*Activity*
Write out the passage of the overclocking forum text from "I'd start a" to "Wash, rinse, repeat.", swapping "Vcore" for "core voltage".

*Extract to read*
====

I'd start a new thread to get more answers
Also, sounds like you needed just a bit more Vcore on the 8350, and overclock in steps with the 8370 (or any CPU for that matter) raise multi, prime95 if pass, raise multi and test again if fail, raise Vcore and test again.
Wash, rinse, repeat.
to OCF Keith!
Hello, new to the forum. First post in an overclocking thread. Background is with a 3 year old FX-8350 chip that has been overclocked to 4.4 GHZ. First two years at 4.2GHZ on air with Hyper 212. Last year at 4.4 Ghz on H105 AIO watercooling. Will upgrade to a FX-8370 tonight that I just received. I believe that the FX-8350 was damaged during the first two years on air cooling. Never had an issue till the last couple of months with errors on SETI CPU tasks with what appears as a bit-flip. Finally got around to trying Prime95 tests and found it failed immediately on Core#5. Have tested the RAM many times now with MemTest86+ with no errors so deduced that the CPU was causing my CPU errors on my SETI tasks. Downclocked the chip back to stock 4.0 Ghz and can pass Prime95 Blend and Small FFT tests for several hours with no errors. Will start stock clocks and Prime95 to verify the new FX-8370. Then attempt to move on to an overclock at least equal to what the 8350 was doing before failing. Should I attempt to try the 4.6-4.7 Ghz speeds that I see have been reached on watercooling in the many threads I have read today? I have also stuck a 50mm fan on the backside of the CPU socket to cool the socket temps. Made a big difference on temps but unfortunately did not help at all with the overclocked 8350, I guess the damage has been done. I will keep that configuration with the 8370 since I will try to overclock that eventually. I need stable running producing no errors on distributed computing projects SETI@Home, MilkyWay@Home and Einstein@Home. The system is loaded 100% for 8-10 hours during the summer and 24/7 during the winter. My other system is basically a twin of this one except a year newer 8350 that runs 4.4 Ghz at stock VID. A better piece of silicon than the failed 8350 which runs at .08V less VID. I'm hoping I won the silicon lottery with this new FX-8370. Comments about my aspirations?? Thanks in advance.
I forgot to add the reason sanding the heat sink works is because of cooling and heating up the heat sink can warp and bend. By sanding it your flattening out the bottom again.

====

*Collected data*

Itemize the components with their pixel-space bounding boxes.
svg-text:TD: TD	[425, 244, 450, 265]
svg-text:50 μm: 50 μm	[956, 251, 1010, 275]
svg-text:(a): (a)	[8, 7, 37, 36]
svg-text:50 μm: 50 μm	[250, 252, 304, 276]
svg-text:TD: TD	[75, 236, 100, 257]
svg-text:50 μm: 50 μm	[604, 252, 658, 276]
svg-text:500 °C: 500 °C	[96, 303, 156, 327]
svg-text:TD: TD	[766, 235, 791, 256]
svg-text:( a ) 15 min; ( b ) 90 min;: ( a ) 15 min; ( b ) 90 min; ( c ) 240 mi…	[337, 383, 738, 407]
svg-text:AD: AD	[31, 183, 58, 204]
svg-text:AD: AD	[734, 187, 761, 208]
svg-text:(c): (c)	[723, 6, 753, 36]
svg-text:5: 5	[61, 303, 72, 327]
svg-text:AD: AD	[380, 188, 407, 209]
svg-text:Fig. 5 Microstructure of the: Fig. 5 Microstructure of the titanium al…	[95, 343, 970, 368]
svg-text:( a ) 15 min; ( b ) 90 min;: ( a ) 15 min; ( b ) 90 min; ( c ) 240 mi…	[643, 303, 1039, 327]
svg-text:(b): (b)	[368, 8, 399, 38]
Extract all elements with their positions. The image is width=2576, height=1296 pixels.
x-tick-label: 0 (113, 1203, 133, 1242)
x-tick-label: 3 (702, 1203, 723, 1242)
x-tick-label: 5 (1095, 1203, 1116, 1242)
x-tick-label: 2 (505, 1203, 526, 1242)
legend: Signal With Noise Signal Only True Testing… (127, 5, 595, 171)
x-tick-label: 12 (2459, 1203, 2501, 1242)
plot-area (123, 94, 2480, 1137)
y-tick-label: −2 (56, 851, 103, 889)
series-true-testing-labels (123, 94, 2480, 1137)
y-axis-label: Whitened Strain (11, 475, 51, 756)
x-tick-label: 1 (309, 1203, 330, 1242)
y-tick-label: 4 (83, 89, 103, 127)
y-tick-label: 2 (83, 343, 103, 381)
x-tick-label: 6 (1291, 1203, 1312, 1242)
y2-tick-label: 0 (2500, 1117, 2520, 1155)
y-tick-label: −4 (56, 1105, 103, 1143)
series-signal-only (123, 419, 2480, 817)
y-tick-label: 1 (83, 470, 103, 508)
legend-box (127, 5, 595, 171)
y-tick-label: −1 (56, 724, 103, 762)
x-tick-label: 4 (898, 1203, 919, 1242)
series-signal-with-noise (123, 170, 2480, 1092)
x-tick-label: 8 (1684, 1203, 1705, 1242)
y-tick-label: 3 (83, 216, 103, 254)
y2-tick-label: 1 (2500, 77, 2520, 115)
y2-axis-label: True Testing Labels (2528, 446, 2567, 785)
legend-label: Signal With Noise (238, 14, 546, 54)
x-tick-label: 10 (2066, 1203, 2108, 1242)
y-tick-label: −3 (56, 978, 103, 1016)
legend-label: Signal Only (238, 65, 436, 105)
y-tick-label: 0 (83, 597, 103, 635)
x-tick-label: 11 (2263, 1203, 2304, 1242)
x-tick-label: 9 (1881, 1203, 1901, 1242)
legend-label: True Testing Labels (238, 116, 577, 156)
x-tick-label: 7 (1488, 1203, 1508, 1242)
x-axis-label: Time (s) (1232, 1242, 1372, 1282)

====

*Solved exercise*
I'd start a new thread to get more answers
Also, sounds like you needed just a bit more core voltage on the 8350, and overclock in steps with the 8370 (or any CPU for that matter) raise multi, prime95 if pass, raise multi and test again if fail, raise core voltage and test again.
Wash, rinse, repeat.